| GIVEN TASK |
Your task is to copy every line of the entries that contains "JSON".

| INFORMATION SUPPLIED |
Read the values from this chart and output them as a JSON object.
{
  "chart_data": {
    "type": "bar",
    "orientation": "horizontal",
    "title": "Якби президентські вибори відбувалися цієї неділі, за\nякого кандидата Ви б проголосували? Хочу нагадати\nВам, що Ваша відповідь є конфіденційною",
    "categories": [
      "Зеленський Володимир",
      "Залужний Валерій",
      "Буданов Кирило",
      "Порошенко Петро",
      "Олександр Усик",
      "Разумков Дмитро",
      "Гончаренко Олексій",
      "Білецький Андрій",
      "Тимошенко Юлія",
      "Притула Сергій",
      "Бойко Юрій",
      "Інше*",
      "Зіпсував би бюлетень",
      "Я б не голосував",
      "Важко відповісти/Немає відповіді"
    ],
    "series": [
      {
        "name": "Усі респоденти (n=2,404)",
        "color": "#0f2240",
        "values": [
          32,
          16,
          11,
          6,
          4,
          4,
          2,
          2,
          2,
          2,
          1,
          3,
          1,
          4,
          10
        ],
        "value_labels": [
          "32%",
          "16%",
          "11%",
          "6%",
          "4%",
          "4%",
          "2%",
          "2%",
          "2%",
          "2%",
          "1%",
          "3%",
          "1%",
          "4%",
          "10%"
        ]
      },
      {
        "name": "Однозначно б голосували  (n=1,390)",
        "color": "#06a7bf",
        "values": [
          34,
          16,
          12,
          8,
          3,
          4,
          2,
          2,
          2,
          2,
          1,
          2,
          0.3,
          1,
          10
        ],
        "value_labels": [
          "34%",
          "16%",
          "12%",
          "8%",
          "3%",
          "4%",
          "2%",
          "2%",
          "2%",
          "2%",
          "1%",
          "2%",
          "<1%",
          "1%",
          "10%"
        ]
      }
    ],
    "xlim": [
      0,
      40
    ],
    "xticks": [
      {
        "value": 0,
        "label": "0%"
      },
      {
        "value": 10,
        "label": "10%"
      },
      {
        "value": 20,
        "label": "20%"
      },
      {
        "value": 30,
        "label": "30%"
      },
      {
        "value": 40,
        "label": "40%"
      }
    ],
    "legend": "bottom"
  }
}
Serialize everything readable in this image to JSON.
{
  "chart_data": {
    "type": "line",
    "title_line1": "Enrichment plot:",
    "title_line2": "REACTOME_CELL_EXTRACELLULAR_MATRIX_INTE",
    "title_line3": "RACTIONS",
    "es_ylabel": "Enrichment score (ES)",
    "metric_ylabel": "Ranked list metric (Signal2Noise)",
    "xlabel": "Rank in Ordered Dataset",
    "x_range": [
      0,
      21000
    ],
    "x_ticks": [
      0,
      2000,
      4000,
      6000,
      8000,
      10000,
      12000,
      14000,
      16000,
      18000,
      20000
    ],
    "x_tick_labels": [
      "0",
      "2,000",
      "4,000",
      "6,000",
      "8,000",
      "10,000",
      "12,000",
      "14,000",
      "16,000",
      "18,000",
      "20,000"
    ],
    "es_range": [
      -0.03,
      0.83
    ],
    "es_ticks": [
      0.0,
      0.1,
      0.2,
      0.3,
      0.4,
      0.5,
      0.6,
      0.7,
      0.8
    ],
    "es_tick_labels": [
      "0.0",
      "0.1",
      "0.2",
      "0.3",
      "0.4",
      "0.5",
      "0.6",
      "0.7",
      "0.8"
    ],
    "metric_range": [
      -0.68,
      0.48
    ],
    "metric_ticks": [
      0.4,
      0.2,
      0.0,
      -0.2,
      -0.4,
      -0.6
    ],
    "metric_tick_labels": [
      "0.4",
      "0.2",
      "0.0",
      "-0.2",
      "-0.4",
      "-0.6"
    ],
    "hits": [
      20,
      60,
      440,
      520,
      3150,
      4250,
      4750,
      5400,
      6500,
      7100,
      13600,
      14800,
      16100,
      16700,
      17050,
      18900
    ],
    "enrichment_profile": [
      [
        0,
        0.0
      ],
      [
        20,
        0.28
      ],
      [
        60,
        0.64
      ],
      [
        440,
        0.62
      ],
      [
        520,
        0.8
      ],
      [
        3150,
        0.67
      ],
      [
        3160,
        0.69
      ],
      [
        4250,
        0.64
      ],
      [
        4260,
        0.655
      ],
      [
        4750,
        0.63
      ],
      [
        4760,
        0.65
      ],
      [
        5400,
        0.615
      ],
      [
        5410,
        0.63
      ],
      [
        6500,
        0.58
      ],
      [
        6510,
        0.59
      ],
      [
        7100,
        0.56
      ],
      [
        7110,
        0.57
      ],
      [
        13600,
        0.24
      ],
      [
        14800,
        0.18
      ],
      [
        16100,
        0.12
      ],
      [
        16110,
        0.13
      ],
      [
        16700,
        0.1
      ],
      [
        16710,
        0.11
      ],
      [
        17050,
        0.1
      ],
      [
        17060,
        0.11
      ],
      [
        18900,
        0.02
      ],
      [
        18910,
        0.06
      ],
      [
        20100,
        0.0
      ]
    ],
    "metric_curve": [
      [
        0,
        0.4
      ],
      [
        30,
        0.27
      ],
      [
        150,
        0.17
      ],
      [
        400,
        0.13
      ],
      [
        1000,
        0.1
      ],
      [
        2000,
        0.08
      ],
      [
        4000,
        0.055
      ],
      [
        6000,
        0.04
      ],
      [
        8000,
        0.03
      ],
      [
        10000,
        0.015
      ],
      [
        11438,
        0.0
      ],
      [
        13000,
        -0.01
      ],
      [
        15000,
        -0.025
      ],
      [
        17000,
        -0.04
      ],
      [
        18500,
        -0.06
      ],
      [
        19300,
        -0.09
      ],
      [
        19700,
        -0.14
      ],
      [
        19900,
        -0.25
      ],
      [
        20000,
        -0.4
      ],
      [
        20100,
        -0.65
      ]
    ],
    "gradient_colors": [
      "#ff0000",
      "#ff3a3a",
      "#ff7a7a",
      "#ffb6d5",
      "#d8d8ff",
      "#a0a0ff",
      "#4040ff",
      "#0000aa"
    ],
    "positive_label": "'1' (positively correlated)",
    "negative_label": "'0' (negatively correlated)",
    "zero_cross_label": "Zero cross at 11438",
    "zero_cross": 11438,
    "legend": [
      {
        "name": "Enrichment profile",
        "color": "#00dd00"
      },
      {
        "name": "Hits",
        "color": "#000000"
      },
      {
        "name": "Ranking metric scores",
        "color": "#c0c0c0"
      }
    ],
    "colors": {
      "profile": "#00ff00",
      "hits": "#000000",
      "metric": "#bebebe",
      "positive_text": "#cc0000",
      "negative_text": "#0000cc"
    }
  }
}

| RESULT OF THE TASK |
Read the values from this chart and output them as a JSON object.
Serialize everything readable in this image to JSON.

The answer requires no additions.